#### [Short exercise]
Take the listing and print it in full, exactly as given.

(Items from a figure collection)
#####

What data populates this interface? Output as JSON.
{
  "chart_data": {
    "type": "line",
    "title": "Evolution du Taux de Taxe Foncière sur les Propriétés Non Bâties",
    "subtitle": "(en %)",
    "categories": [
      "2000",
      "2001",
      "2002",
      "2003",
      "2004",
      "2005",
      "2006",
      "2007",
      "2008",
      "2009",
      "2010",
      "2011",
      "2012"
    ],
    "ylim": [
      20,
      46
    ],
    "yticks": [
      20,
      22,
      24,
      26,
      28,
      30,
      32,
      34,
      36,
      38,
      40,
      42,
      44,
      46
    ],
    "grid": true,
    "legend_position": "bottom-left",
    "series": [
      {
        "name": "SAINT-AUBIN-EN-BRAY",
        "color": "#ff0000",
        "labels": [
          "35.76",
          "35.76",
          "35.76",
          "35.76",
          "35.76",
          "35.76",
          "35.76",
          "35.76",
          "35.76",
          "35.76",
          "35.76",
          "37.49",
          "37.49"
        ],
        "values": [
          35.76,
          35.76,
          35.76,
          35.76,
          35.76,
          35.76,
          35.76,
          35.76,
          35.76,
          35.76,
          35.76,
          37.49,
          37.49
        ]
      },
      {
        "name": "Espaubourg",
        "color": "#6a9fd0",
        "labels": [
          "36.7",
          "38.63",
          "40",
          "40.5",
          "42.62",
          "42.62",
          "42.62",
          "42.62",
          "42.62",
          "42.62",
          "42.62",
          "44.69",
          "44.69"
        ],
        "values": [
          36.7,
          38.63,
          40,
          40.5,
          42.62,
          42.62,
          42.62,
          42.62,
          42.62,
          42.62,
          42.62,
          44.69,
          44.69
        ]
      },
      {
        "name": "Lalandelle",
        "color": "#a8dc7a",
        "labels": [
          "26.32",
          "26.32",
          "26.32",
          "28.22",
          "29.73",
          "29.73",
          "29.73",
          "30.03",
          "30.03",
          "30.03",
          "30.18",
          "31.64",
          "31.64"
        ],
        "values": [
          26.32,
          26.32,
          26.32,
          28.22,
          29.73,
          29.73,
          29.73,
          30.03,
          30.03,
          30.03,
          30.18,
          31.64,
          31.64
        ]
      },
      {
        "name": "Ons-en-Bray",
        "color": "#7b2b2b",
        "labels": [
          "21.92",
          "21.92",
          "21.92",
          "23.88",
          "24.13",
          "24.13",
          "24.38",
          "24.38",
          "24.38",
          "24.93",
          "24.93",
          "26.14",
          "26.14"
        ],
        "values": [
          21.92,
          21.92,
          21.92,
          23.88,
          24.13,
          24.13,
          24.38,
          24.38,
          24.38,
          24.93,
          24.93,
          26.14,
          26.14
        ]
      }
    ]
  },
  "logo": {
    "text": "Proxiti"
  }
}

#####

#### [Exercise result]
What data populates this interface? Output as JSON.
{
  "chart_data": {
    "type": "line",
    "title": "Evolution du Taux de Taxe Foncière sur les Propriétés Non Bâties",
    "subtitle": "(en %)",
    "categories": [
      "2000",
      "2001",
      "2002",
      "2003",
      "2004",
      "2005",
      "2006",
      "2007",
      "2008",
      "2009",
      "2010",
      "2011",
      "2012"
    ],
    "ylim": [
      20,
      46
    ],
    "yticks": [
      20,
      22,
      24,
      26,
      28,
      30,
      32,
      34,
      36,
      38,
      40,
      42,
      44,
      46
    ],
    "grid": true,
    "legend_position": "bottom-left",
    "series": [
      {
        "name": "SAINT-AUBIN-EN-BRAY",
        "color": "#ff0000",
        "labels": [
          "35.76",
          "35.76",
          "35.76",
          "35.76",
          "35.76",
          "35.76",
          "35.76",
          "35.76",
          "35.76",
          "35.76",
          "35.76",
          "37.49",
          "37.49"
        ],
        "values": [
          35.76,
          35.76,
          35.76,
          35.76,
          35.76,
          35.76,
          35.76,
          35.76,
          35.76,
          35.76,
          35.76,
          37.49,
          37.49
        ]
      },
      {
        "name": "Espaubourg",
        "color": "#6a9fd0",
        "labels": [
          "36.7",
          "38.63",
          "40",
          "40.5",
          "42.62",
          "42.62",
          "42.62",
          "42.62",
          "42.62",
          "42.62",
          "42.62",
          "44.69",
          "44.69"
        ],
        "values": [
          36.7,
          38.63,
          40,
          40.5,
          42.62,
          42.62,
          42.62,
          42.62,
          42.62,
          42.62,
          42.62,
          44.69,
          44.69
        ]
      },
      {
        "name": "Lalandelle",
        "color": "#a8dc7a",
        "labels": [
          "26.32",
          "26.32",
          "26.32",
          "28.22",
          "29.73",
          "29.73",
          "29.73",
          "30.03",
          "30.03",
          "30.03",
          "30.18",
          "31.64",
          "31.64"
        ],
        "values": [
          26.32,
          26.32,
          26.32,
          28.22,
          29.73,
          29.73,
          29.73,
          30.03,
          30.03,
          30.03,
          30.18,
          31.64,
          31.64
        ]
      },
      {
        "name": "Ons-en-Bray",
        "color": "#7b2b2b",
        "labels": [
          "21.92",
          "21.92",
          "21.92",
          "23.88",
          "24.13",
          "24.13",
          "24.38",
          "24.38",
          "24.38",
          "24.93",
          "24.93",
          "26.14",
          "26.14"
        ],
        "values": [
          21.92,
          21.92,
          21.92,
          23.88,
          24.13,
          24.13,
          24.38,
          24.38,
          24.38,
          24.93,
          24.93,
          26.14,
          26.14
        ]
      }
    ]
  },
  "logo": {
    "text": "Proxiti"
  }
}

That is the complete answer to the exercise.